Given exercise: Starting at the beginning of the material and ending with the line that contains "restore-button[interactable]: ❐ —", reproduce each line with "Search the web and Windows" swapped for "Search Windows and the web". Leave everything else unchanged.

##### Supplied records

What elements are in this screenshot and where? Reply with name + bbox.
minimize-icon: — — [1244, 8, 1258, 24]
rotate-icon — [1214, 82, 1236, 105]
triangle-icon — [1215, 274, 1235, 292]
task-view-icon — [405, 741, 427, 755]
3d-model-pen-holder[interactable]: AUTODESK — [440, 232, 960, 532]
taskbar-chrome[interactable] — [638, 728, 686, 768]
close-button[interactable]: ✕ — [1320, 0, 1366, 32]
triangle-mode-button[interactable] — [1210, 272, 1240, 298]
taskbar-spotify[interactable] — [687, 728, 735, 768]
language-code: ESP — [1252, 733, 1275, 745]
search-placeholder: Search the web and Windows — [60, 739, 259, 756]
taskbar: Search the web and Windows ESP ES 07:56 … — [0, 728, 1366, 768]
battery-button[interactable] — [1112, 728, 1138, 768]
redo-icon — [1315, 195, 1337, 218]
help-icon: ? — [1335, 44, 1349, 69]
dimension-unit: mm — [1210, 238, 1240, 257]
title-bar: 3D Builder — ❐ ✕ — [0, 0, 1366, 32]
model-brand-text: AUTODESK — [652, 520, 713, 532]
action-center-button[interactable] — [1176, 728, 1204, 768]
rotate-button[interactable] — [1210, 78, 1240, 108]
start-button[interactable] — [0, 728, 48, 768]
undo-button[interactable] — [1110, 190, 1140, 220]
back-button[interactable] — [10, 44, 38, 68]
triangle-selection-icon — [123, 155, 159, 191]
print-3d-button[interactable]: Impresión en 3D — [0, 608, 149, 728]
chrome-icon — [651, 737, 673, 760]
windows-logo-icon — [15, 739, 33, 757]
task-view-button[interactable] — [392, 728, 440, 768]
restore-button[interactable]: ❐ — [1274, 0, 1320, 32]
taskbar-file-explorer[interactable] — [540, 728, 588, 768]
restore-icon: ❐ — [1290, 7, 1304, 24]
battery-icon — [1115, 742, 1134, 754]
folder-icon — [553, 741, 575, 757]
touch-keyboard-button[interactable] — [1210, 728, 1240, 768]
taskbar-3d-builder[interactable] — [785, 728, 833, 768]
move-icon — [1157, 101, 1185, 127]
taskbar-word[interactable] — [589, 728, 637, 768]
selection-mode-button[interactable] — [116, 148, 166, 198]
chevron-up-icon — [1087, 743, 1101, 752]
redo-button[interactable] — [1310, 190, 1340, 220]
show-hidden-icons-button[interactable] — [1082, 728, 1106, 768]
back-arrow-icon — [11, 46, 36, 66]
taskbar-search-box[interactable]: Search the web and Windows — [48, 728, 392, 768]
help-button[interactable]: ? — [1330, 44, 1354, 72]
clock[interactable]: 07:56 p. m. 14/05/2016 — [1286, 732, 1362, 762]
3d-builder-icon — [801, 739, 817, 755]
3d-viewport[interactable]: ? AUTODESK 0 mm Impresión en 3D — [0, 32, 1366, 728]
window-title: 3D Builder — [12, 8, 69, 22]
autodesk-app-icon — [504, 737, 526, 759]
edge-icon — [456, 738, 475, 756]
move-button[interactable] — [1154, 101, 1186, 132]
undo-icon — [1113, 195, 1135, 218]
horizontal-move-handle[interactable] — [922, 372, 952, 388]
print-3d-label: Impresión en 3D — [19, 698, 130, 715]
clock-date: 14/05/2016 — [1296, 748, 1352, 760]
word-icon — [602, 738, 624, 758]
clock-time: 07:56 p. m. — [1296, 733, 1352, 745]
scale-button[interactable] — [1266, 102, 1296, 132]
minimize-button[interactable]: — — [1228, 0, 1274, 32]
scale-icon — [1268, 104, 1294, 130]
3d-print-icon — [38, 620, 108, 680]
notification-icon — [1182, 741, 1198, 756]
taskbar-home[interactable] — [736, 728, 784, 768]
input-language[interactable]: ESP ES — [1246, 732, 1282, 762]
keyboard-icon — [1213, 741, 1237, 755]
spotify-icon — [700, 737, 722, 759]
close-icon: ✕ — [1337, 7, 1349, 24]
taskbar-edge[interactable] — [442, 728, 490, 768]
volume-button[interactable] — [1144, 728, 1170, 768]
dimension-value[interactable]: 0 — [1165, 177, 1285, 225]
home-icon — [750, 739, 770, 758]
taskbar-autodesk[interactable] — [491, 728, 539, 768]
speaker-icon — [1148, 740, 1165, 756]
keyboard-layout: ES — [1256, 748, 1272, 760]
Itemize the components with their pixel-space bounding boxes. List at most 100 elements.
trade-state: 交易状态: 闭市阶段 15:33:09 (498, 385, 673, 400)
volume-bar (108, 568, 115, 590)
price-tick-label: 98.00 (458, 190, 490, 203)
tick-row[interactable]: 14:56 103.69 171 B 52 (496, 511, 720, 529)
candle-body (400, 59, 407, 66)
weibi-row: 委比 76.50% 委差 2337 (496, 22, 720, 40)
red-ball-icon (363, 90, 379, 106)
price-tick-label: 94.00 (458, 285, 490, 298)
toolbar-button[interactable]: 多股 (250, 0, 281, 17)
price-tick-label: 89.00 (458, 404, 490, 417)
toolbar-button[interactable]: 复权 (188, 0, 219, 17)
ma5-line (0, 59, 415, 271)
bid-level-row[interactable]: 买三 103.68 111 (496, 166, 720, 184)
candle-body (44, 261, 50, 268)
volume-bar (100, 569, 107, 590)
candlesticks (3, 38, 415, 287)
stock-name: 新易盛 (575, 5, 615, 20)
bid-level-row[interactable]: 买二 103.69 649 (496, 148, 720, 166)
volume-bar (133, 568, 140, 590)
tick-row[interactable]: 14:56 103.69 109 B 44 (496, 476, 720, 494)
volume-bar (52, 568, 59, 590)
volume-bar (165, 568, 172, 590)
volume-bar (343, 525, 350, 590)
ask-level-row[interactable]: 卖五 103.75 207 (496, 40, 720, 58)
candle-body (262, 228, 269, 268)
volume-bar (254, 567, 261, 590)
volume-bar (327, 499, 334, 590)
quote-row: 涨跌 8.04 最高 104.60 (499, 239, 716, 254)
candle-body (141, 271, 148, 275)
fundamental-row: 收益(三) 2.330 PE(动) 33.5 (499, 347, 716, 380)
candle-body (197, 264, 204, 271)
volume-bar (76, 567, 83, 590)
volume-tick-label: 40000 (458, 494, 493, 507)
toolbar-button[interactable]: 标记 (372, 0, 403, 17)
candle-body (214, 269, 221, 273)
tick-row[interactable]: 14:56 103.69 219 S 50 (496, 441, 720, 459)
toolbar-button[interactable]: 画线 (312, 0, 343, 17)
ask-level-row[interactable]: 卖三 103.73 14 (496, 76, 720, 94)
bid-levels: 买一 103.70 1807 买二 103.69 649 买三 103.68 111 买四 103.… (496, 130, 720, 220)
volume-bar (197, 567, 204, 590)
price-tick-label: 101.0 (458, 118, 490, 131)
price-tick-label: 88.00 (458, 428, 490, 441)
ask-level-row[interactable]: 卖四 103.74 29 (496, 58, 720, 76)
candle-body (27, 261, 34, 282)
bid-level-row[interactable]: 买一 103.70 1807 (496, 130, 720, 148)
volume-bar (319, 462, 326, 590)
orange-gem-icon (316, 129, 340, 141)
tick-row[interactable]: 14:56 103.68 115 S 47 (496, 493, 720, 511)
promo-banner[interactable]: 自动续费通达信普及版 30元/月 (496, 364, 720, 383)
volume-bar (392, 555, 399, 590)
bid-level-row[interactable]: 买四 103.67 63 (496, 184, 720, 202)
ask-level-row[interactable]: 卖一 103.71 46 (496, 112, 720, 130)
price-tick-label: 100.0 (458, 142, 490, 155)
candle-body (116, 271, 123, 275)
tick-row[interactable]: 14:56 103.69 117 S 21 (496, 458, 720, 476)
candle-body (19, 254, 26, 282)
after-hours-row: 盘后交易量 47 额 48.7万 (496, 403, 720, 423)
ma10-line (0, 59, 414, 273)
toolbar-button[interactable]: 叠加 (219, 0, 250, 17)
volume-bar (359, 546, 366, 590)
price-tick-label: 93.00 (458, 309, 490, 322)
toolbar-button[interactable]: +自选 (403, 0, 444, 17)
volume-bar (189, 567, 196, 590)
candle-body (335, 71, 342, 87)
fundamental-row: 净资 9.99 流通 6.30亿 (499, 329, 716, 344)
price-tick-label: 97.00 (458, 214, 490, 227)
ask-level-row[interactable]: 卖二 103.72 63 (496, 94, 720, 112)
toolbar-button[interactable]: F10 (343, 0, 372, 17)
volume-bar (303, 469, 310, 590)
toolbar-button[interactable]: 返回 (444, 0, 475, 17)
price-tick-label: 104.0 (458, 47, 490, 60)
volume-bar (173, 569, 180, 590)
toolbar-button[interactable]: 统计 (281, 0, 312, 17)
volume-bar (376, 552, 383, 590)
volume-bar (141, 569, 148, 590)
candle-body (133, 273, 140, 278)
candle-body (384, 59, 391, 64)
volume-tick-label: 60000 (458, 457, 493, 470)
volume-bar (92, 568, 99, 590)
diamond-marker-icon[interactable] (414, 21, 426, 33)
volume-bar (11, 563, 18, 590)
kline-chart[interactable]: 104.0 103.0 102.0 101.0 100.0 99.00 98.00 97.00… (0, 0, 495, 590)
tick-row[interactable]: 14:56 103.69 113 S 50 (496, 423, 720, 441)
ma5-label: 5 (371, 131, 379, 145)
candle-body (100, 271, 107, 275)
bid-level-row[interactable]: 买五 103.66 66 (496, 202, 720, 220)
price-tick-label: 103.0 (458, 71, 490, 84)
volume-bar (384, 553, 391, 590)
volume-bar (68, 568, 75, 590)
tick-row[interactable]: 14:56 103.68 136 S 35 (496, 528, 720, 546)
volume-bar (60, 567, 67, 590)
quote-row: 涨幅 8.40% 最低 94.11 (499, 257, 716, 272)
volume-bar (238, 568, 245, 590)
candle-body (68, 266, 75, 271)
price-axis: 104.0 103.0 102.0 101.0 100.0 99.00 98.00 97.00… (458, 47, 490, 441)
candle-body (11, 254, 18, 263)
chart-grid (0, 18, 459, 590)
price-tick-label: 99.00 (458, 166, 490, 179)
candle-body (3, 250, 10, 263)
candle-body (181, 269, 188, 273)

##########

Task response:
What elements are in this screenshot and where? Reply with name + bbox.
minimize-icon: — — [1244, 8, 1258, 24]
rotate-icon — [1214, 82, 1236, 105]
triangle-icon — [1215, 274, 1235, 292]
task-view-icon — [405, 741, 427, 755]
3d-model-pen-holder[interactable]: AUTODESK — [440, 232, 960, 532]
taskbar-chrome[interactable] — [638, 728, 686, 768]
close-button[interactable]: ✕ — [1320, 0, 1366, 32]
triangle-mode-button[interactable] — [1210, 272, 1240, 298]
taskbar-spotify[interactable] — [687, 728, 735, 768]
language-code: ESP — [1252, 733, 1275, 745]
search-placeholder: Search Windows and the web — [60, 739, 259, 756]
taskbar: Search Windows and the web ESP ES 07:56 … — [0, 728, 1366, 768]
battery-button[interactable] — [1112, 728, 1138, 768]
redo-icon — [1315, 195, 1337, 218]
help-icon: ? — [1335, 44, 1349, 69]
dimension-unit: mm — [1210, 238, 1240, 257]
title-bar: 3D Builder — ❐ ✕ — [0, 0, 1366, 32]
model-brand-text: AUTODESK — [652, 520, 713, 532]
action-center-button[interactable] — [1176, 728, 1204, 768]
rotate-button[interactable] — [1210, 78, 1240, 108]
start-button[interactable] — [0, 728, 48, 768]
undo-button[interactable] — [1110, 190, 1140, 220]
back-button[interactable] — [10, 44, 38, 68]
triangle-selection-icon — [123, 155, 159, 191]
print-3d-button[interactable]: Impresión en 3D — [0, 608, 149, 728]
chrome-icon — [651, 737, 673, 760]
windows-logo-icon — [15, 739, 33, 757]
task-view-button[interactable] — [392, 728, 440, 768]
restore-button[interactable]: ❐ — [1274, 0, 1320, 32]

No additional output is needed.